WORK TO BE COMPLETED:
Using the listing below, extract each line that has the word "社会保护" in it.

-- Start --

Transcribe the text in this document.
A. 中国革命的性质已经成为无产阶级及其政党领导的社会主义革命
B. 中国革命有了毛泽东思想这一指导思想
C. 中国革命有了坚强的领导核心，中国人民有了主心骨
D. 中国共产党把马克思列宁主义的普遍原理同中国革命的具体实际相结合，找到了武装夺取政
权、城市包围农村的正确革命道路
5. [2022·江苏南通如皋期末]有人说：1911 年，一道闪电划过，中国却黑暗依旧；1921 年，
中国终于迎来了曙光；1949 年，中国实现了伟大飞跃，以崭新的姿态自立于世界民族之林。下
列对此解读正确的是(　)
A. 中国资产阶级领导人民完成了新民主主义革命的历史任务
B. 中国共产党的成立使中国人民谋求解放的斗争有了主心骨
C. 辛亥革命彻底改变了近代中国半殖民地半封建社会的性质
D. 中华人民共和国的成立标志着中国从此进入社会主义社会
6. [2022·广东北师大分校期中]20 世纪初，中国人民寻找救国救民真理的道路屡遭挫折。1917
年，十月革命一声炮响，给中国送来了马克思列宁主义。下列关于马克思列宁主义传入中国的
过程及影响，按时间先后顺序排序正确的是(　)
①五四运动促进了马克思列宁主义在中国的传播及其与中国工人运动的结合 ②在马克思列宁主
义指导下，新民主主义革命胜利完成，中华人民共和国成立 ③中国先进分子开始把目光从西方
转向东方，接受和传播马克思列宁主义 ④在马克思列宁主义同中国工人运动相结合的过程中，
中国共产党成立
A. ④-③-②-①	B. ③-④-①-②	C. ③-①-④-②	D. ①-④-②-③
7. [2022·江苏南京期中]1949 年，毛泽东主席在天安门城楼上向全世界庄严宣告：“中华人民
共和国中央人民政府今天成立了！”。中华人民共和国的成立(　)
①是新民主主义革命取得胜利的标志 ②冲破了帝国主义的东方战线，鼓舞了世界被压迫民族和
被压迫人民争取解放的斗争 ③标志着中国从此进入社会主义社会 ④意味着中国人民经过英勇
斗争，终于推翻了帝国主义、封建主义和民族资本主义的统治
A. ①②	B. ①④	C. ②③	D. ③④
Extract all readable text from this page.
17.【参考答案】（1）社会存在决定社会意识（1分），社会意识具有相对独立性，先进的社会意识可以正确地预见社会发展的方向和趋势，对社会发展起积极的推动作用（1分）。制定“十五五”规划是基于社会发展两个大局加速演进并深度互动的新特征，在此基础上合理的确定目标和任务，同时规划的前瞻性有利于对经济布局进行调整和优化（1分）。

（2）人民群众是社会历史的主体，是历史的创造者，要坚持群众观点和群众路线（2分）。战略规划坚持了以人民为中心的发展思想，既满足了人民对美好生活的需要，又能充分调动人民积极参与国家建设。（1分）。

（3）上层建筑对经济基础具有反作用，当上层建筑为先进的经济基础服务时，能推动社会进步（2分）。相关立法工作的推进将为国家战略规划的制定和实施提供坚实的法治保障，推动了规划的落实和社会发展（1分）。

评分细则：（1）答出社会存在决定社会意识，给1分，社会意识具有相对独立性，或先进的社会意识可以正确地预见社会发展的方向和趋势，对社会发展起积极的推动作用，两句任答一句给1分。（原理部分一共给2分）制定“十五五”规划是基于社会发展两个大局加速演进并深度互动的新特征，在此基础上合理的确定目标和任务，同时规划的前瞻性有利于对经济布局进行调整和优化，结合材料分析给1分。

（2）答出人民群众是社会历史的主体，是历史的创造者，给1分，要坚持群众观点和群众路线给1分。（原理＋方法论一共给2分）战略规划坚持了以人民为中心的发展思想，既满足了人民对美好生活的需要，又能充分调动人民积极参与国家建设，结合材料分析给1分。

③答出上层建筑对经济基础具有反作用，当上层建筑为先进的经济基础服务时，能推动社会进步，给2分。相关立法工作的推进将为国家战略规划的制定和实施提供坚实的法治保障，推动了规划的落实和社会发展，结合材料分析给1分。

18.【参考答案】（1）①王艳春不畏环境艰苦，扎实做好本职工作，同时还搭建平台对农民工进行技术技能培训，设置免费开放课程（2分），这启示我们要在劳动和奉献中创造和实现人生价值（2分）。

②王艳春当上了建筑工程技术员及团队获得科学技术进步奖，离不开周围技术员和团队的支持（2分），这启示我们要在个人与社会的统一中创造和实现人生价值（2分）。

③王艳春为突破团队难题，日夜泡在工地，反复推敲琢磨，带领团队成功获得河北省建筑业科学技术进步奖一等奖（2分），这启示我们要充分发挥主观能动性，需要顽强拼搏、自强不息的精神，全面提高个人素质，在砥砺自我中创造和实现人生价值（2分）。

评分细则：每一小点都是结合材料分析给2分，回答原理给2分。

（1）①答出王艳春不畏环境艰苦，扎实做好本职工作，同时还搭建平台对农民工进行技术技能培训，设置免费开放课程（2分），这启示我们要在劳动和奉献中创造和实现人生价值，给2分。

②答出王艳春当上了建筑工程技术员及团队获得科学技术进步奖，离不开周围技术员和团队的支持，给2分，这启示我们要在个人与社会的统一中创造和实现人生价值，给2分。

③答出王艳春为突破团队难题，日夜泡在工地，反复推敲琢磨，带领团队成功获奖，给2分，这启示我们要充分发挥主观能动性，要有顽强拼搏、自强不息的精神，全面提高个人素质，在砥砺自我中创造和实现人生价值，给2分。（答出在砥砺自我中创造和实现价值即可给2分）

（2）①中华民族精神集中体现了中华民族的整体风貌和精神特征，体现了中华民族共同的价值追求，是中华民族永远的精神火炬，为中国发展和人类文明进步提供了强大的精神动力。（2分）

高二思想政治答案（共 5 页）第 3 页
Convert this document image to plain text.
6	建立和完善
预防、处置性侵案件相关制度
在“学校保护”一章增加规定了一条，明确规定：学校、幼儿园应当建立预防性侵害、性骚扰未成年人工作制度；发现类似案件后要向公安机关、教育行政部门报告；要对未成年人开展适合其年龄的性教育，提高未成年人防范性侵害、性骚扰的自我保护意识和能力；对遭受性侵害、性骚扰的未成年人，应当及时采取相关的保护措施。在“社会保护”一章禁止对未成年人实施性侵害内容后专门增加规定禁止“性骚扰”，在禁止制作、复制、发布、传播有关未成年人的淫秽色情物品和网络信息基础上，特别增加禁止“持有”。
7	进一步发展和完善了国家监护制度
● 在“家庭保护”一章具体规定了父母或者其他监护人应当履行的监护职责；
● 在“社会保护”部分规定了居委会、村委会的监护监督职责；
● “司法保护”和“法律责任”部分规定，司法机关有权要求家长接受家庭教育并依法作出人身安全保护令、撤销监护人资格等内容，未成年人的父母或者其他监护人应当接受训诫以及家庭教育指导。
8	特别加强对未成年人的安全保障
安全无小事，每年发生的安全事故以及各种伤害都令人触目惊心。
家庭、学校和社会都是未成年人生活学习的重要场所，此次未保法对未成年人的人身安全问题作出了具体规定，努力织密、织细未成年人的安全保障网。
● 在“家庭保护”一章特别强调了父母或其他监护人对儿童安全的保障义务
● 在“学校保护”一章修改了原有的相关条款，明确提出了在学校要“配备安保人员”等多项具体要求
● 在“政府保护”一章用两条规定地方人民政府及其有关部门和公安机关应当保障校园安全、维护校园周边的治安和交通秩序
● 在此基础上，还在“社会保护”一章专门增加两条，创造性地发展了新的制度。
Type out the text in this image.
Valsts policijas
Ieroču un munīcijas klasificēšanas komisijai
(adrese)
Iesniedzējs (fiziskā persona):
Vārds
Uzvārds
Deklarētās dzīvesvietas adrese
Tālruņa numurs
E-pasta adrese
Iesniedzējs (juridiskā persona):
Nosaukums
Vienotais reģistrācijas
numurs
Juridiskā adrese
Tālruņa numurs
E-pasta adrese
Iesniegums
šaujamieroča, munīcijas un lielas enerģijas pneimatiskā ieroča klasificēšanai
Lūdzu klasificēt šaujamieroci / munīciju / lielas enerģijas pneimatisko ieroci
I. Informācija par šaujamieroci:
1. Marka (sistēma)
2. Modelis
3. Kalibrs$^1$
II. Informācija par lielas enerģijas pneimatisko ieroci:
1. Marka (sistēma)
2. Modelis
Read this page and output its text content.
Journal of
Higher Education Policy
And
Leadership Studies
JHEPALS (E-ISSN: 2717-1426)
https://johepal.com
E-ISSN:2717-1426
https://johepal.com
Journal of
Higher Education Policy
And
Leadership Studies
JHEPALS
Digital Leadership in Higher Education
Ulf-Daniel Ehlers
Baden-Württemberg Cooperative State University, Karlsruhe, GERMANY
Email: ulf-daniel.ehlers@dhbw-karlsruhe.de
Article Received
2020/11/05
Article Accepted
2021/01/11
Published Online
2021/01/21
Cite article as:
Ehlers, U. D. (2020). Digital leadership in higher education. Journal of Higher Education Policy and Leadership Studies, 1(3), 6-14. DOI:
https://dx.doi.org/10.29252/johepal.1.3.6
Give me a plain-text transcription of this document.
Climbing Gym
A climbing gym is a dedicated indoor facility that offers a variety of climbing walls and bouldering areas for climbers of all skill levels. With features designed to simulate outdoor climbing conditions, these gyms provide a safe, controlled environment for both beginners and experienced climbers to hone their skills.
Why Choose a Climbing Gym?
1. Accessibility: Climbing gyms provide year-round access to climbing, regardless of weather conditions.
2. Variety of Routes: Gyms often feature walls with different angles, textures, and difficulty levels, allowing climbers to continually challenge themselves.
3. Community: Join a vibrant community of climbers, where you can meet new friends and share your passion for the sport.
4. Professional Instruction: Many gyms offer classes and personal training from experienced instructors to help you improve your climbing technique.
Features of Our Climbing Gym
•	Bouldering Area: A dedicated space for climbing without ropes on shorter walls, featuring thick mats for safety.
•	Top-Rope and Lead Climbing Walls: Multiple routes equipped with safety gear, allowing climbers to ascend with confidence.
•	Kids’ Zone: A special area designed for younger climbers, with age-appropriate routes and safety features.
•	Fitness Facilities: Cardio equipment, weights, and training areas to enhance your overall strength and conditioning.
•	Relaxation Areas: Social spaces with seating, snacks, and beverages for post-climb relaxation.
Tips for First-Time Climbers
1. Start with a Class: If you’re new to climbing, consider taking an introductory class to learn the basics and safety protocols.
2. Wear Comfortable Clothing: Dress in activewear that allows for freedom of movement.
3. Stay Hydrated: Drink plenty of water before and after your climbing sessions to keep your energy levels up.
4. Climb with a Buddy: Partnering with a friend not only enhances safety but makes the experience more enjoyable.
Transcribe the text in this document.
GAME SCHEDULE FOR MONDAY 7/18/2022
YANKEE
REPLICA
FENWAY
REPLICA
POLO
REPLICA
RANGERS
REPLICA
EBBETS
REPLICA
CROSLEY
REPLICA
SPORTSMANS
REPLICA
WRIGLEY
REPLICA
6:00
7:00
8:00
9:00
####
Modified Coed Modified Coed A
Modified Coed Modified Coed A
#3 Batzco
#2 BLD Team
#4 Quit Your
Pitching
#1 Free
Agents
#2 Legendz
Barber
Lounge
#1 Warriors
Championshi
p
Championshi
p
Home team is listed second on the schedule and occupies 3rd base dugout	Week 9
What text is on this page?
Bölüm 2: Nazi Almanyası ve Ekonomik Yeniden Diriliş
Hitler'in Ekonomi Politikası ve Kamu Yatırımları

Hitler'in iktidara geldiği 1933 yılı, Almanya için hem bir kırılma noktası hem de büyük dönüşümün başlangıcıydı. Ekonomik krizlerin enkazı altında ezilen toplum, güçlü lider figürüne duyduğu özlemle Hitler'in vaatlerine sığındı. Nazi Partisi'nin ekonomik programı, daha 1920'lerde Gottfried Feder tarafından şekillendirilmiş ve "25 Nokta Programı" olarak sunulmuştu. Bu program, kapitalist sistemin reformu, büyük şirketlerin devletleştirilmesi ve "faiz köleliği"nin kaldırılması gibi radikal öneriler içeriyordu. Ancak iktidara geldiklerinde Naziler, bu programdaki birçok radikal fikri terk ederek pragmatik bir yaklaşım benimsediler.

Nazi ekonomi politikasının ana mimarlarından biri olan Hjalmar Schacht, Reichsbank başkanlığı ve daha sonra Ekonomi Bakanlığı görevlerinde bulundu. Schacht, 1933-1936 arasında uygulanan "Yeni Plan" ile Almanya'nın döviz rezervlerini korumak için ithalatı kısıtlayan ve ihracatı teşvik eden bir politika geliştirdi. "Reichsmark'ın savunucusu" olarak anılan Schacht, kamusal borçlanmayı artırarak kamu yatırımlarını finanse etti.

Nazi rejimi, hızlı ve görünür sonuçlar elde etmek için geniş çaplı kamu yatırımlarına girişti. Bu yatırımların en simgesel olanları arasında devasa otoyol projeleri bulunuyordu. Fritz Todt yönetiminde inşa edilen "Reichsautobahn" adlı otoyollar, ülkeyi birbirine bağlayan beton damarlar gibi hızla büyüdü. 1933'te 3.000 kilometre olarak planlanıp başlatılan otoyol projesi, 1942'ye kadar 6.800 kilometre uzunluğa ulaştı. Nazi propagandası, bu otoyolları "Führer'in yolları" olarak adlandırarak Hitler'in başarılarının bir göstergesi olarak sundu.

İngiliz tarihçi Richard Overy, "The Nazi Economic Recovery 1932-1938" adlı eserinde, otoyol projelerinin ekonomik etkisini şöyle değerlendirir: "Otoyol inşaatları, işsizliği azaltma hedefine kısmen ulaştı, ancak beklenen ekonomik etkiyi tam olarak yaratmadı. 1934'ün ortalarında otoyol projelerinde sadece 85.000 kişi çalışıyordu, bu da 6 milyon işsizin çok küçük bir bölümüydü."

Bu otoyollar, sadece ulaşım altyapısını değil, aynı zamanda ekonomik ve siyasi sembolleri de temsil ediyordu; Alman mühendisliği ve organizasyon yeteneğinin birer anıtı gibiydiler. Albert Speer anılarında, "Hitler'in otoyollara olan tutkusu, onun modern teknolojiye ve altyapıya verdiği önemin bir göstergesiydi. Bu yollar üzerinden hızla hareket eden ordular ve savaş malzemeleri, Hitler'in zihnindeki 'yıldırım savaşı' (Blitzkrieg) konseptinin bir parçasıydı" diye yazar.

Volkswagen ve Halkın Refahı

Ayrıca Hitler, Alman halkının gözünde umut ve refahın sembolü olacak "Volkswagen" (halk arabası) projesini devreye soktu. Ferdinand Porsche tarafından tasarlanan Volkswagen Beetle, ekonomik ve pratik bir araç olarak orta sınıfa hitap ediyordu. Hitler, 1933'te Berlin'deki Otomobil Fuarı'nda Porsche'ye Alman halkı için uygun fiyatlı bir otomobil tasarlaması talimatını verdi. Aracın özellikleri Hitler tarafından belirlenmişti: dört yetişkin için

-- End --

SOLUTION TO THE EXERCISE:
在“学校保护”一章增加规定了一条，明确规定：学校、幼儿园应当建立预防性侵害、性骚扰未成年人工作制度；发现类似案件后要向公安机关、教育行政部门报告；要对未成年人开展适合其年龄的性教育，提高未成年人防范性侵害、性骚扰的自我保护意识和能力；对遭受性侵害、性骚扰的未成年人，应当及时采取相关的保护措施。在“社会保护”一章禁止对未成年人实施性侵害内容后专门增加规定禁止“性骚扰”，在禁止制作、复制、发布、传播有关未成年人的淫秽色情物品和网络信息基础上，特别增加禁止“持有”。
● 在“社会保护”部分规定了居委会、村委会的监护监督职责；
● 在此基础上，还在“社会保护”一章专门增加两条，创造性地发展了新的制度。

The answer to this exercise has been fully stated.